Aim of the task: Tally the lines in the listing below that contain "vision" and report the tally alone.

Provided material:
________________________
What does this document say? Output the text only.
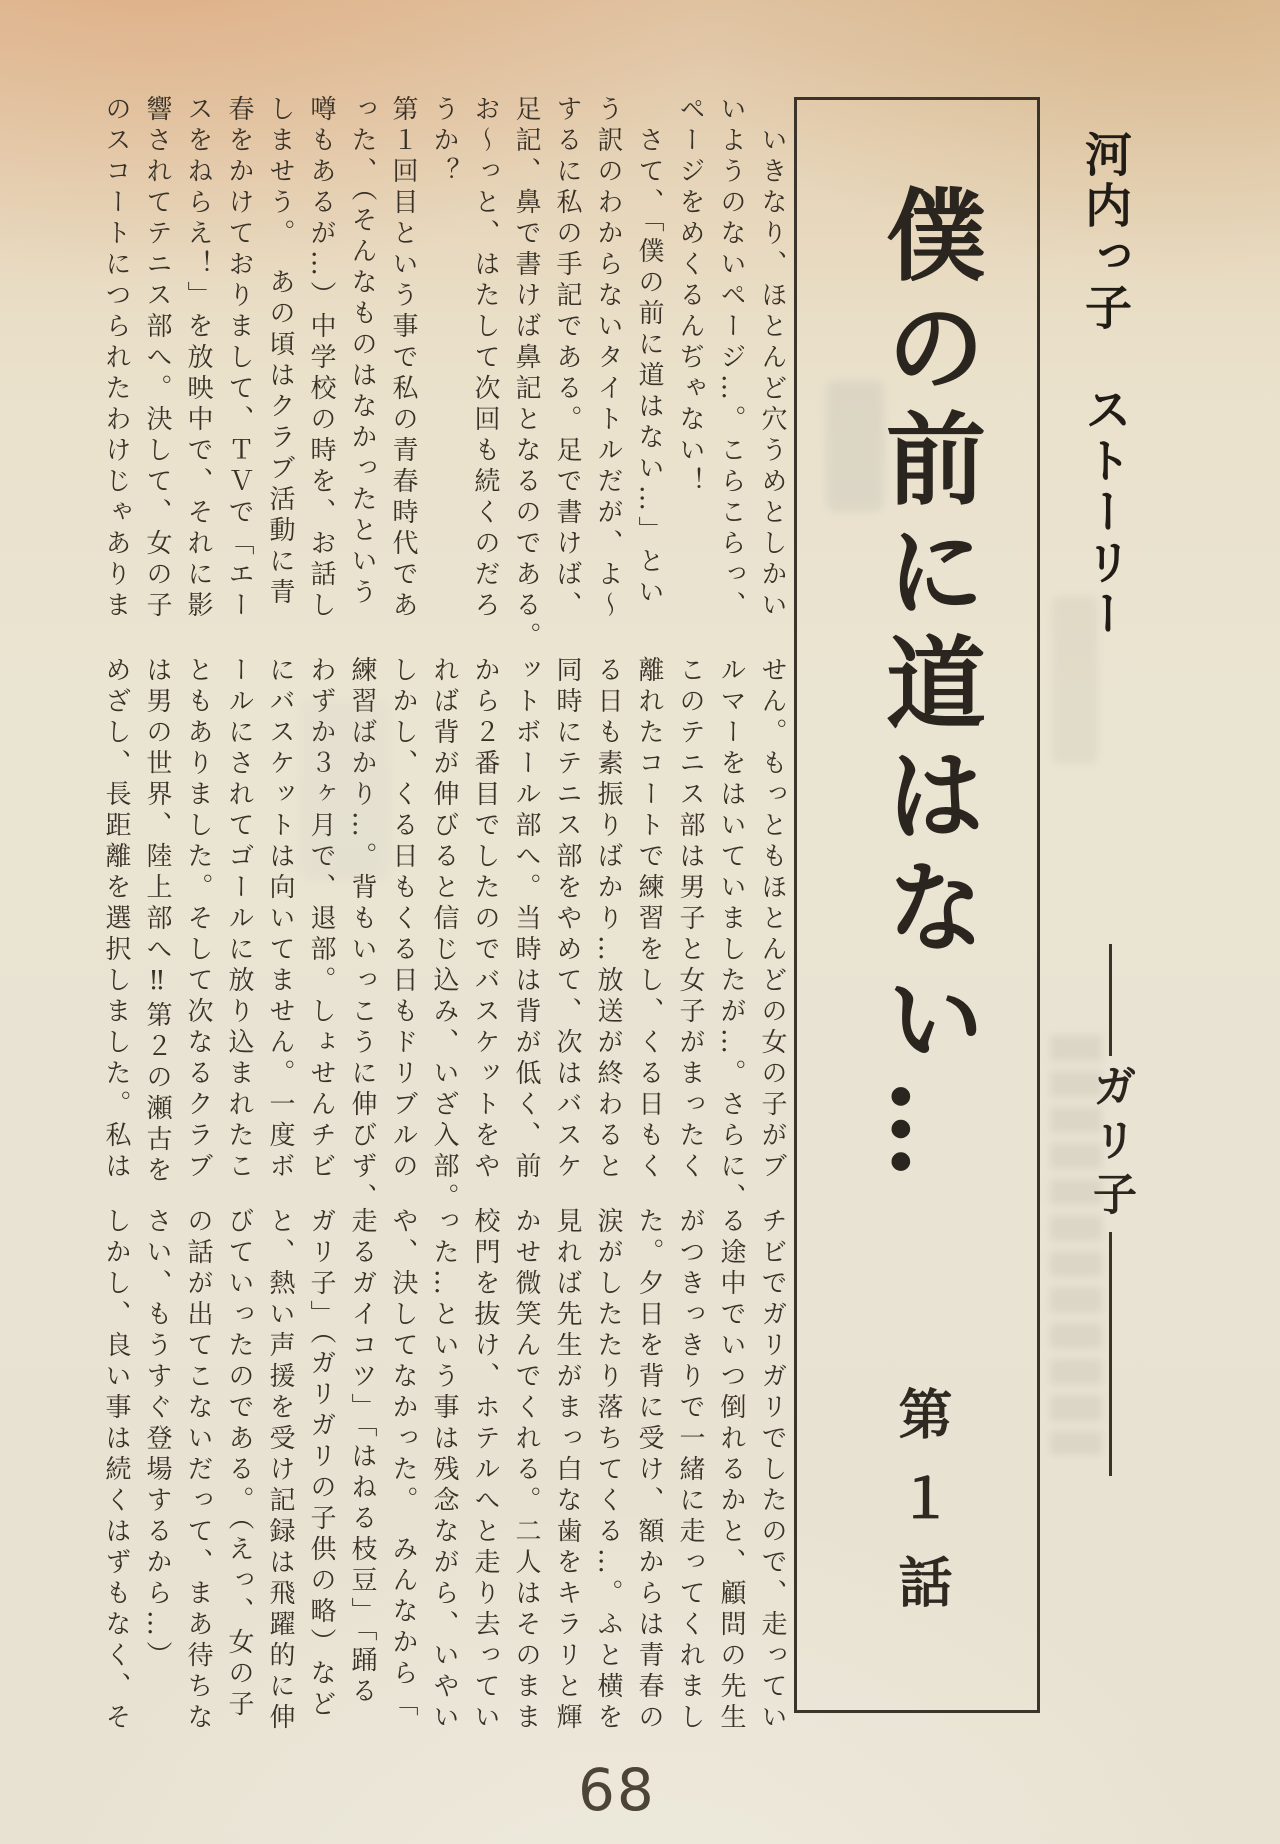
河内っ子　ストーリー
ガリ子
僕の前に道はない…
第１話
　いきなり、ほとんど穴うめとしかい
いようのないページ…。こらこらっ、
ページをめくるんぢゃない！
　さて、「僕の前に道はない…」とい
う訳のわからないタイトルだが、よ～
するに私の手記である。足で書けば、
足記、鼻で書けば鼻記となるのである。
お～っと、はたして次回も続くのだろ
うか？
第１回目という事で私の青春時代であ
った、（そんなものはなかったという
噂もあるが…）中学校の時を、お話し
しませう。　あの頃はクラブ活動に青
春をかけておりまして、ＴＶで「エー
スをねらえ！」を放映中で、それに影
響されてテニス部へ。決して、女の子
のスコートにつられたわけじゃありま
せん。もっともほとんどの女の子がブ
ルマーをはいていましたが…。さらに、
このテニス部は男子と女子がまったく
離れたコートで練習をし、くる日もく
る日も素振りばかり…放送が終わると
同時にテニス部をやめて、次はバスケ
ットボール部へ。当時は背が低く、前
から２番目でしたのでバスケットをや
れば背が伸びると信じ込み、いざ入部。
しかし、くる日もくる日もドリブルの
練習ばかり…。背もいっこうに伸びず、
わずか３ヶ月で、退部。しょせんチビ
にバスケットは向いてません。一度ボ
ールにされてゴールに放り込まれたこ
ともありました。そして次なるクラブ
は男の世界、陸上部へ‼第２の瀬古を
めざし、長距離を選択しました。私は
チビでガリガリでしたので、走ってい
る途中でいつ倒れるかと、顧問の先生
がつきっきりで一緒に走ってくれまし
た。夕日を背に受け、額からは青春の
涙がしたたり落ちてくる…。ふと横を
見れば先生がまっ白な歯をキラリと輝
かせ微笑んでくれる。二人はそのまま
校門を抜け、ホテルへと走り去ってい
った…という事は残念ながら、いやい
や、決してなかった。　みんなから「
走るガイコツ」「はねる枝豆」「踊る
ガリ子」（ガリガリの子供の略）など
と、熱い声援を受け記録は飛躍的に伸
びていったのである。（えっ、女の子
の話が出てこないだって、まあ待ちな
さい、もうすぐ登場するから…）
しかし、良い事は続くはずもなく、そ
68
________________________
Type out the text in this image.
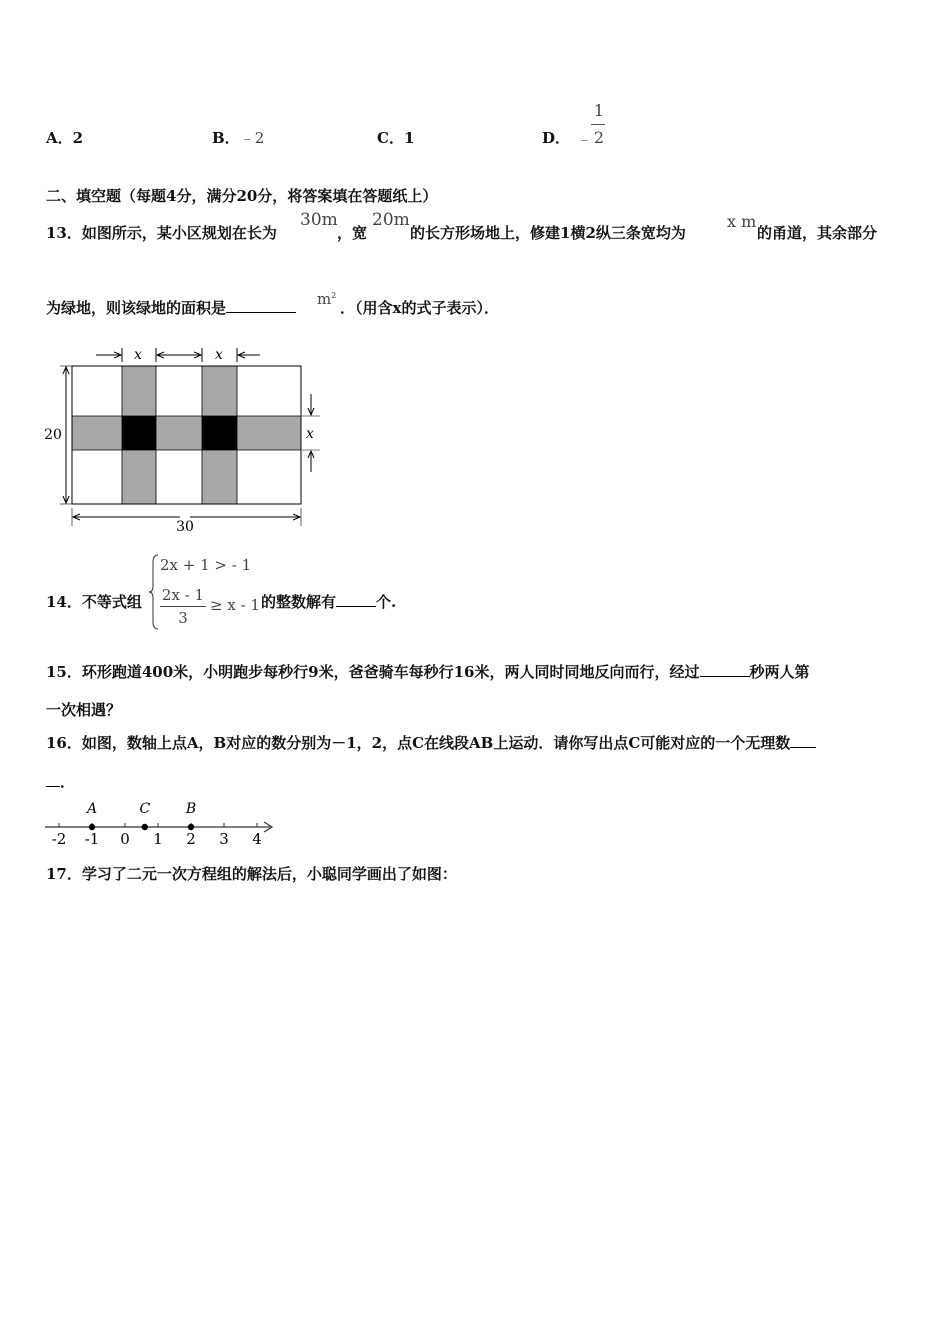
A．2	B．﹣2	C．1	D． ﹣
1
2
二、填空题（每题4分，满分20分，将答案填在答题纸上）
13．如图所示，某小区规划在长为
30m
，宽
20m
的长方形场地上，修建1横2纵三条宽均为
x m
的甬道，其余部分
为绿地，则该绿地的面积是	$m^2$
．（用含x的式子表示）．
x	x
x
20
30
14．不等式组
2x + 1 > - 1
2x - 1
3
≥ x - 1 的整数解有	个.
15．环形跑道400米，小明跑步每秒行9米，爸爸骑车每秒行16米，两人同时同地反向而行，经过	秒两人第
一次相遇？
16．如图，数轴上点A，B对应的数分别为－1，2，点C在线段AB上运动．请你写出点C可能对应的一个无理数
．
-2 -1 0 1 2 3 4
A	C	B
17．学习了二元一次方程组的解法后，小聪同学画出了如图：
________________________
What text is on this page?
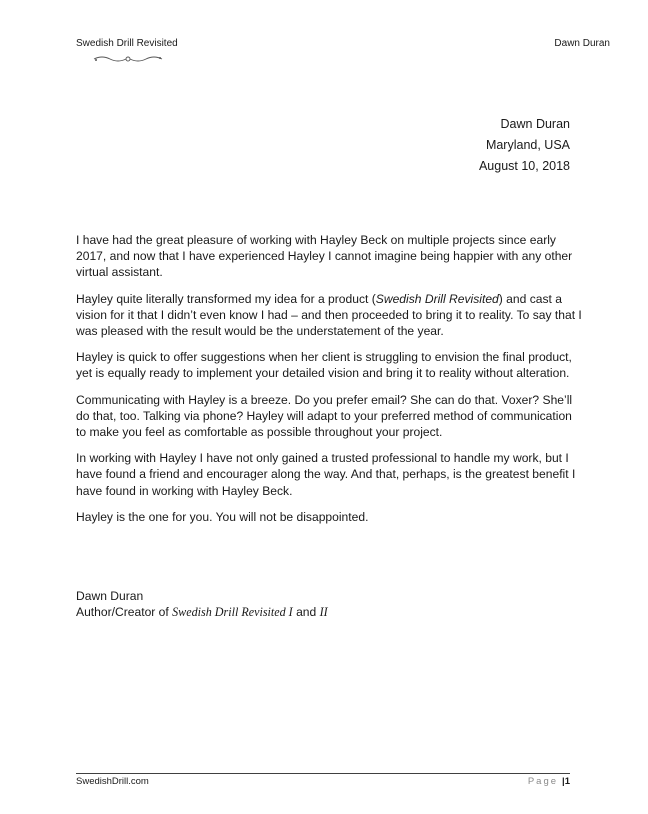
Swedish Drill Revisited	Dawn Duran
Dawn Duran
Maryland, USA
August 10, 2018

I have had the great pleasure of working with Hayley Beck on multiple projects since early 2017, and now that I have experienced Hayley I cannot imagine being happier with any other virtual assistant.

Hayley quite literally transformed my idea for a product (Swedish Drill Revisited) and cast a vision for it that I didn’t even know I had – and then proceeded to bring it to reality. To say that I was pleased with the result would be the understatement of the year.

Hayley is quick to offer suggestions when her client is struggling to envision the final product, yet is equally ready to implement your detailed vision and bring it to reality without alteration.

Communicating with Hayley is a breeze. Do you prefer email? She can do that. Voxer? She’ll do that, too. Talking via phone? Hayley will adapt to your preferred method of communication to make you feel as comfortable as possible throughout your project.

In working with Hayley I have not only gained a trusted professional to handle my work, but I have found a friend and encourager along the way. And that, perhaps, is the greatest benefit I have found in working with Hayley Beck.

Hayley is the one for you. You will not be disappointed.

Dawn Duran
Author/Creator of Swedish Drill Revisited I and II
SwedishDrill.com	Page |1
________________________
Task response: 2